Given task: Pick out the lines below that contain the string "Intelligence" and copy them all.

Data for processing:
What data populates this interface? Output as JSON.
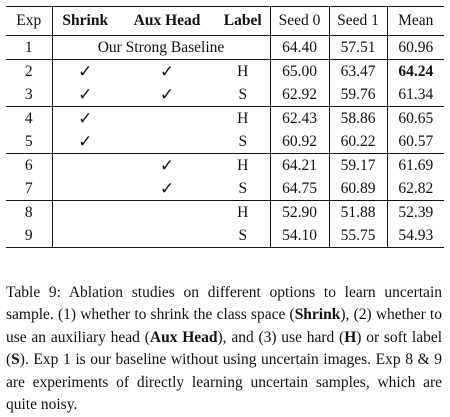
{
  "table": {
    "headers": [
      "Exp",
      "Shrink",
      "Aux Head",
      "Label",
      "Seed 0",
      "Seed 1",
      "Mean"
    ],
    "check_mark": "✓",
    "rows": [
      {
        "exp": "1",
        "shrink": "",
        "aux": "",
        "label": "",
        "baseline": "Our Strong Baseline",
        "seed0": "64.40",
        "seed1": "57.51",
        "mean": "60.96"
      },
      {
        "exp": "2",
        "shrink": "✓",
        "aux": "✓",
        "label": "H",
        "seed0": "65.00",
        "seed1": "63.47",
        "mean": "64.24",
        "mean_bold": true
      },
      {
        "exp": "3",
        "shrink": "✓",
        "aux": "✓",
        "label": "S",
        "seed0": "62.92",
        "seed1": "59.76",
        "mean": "61.34"
      },
      {
        "exp": "4",
        "shrink": "✓",
        "aux": "",
        "label": "H",
        "seed0": "62.43",
        "seed1": "58.86",
        "mean": "60.65"
      },
      {
        "exp": "5",
        "shrink": "✓",
        "aux": "",
        "label": "S",
        "seed0": "60.92",
        "seed1": "60.22",
        "mean": "60.57"
      },
      {
        "exp": "6",
        "shrink": "",
        "aux": "✓",
        "label": "H",
        "seed0": "64.21",
        "seed1": "59.17",
        "mean": "61.69"
      },
      {
        "exp": "7",
        "shrink": "",
        "aux": "✓",
        "label": "S",
        "seed0": "64.75",
        "seed1": "60.89",
        "mean": "62.82"
      },
      {
        "exp": "8",
        "shrink": "",
        "aux": "",
        "label": "H",
        "seed0": "52.90",
        "seed1": "51.88",
        "mean": "52.39"
      },
      {
        "exp": "9",
        "shrink": "",
        "aux": "",
        "label": "S",
        "seed0": "54.10",
        "seed1": "55.75",
        "mean": "54.93"
      }
    ]
  },
  "caption": {
    "t1": "Table 9: Ablation studies on different options to learn uncertain sample. (1) whether to shrink the class space (",
    "b1": "Shrink",
    "t2": "), (2) whether to use an auxiliary head (",
    "b2": "Aux Head",
    "t3": "), and (3) use hard (",
    "b3": "H",
    "t4": ") or soft label (",
    "b4": "S",
    "t5": "). Exp 1 is our baseline without using uncertain images. Exp 8 & 9 are experiments of directly learning uncertain samples, which are quite noisy."
  }
}
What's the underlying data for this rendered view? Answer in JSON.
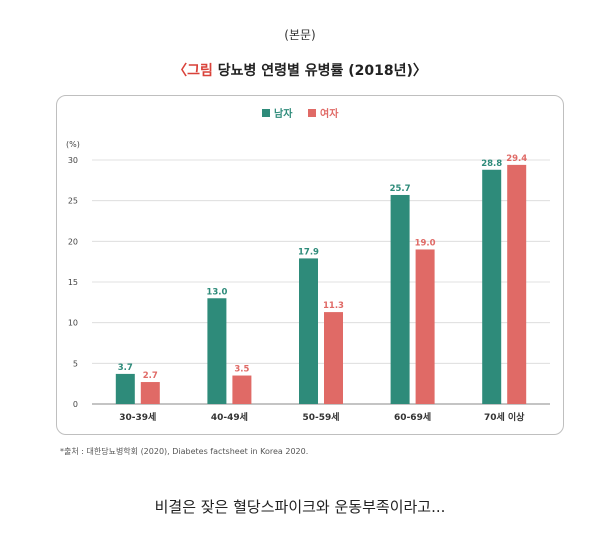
{
  "header": {
    "label": "(본문)"
  },
  "figure": {
    "title_prefix": "〈그림",
    "title_main": "당뇨병 연령별 유병률 (2018년)〉",
    "source": "*출처 : 대한당뇨병학회 (2020), Diabetes factsheet in Korea 2020."
  },
  "caption": "비결은 잦은 혈당스파이크와 운동부족이라고...",
  "colors": {
    "male": "#2e8b7a",
    "female": "#e06a66",
    "accent_red": "#d9423a"
  },
  "chart_data": {
    "type": "bar",
    "categories": [
      "30-39세",
      "40-49세",
      "50-59세",
      "60-69세",
      "70세 이상"
    ],
    "series": [
      {
        "name": "남자",
        "values": [
          3.7,
          13.0,
          17.9,
          25.7,
          28.8
        ],
        "labels": [
          "3.7",
          "13.0",
          "17.9",
          "25.7",
          "28.8"
        ]
      },
      {
        "name": "여자",
        "values": [
          2.7,
          3.5,
          11.3,
          19.0,
          29.4
        ],
        "labels": [
          "2.7",
          "3.5",
          "11.3",
          "19.0",
          "29.4"
        ]
      }
    ],
    "ylabel": "(%)",
    "ylim": [
      0,
      30
    ],
    "yticks": [
      0,
      5,
      10,
      15,
      20,
      25,
      30
    ],
    "grid": true,
    "legend_position": "top-center"
  }
}
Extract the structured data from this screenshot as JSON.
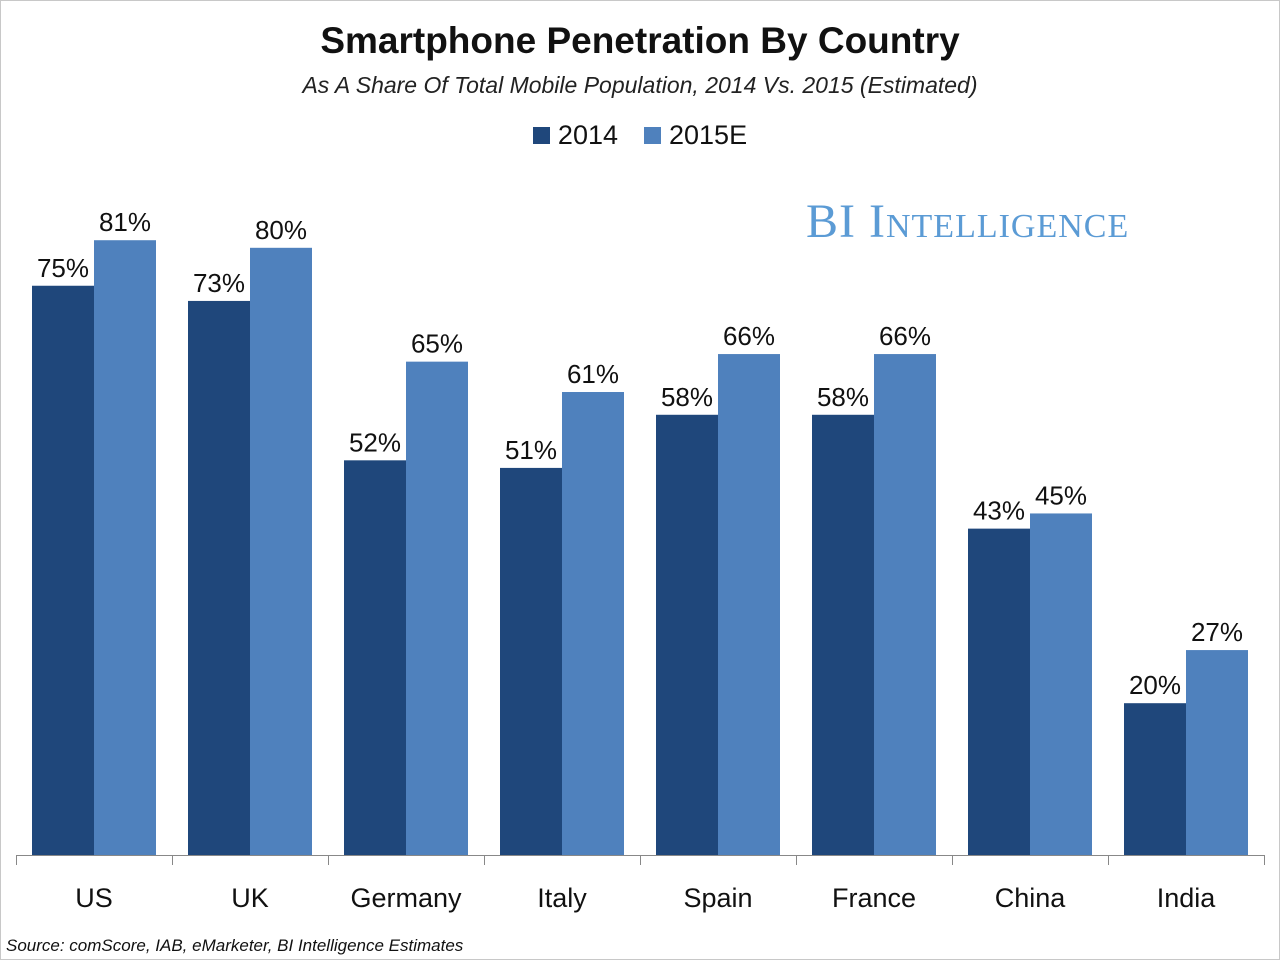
{
  "chart_data": {
    "type": "bar",
    "title": "Smartphone Penetration By Country",
    "subtitle": "As A Share Of Total Mobile Population, 2014 Vs. 2015 (Estimated)",
    "categories": [
      "US",
      "UK",
      "Germany",
      "Italy",
      "Spain",
      "France",
      "China",
      "India"
    ],
    "series": [
      {
        "name": "2014",
        "values": [
          75,
          73,
          52,
          51,
          58,
          58,
          43,
          20
        ],
        "color": "#1f477b"
      },
      {
        "name": "2015E",
        "values": [
          81,
          80,
          65,
          61,
          66,
          66,
          45,
          27
        ],
        "color": "#4f81bd"
      }
    ],
    "value_suffix": "%",
    "ylim": [
      0,
      100
    ],
    "grid": false,
    "legend": "top-center",
    "data_labels": true
  },
  "logo": "BI Intelligence",
  "source": "Source: comScore, IAB, eMarketer, BI Intelligence Estimates"
}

Solution to the exercise:
  "logo": "BI Intelligence",
  "source": "Source: comScore, IAB, eMarketer, BI Intelligence Estimates"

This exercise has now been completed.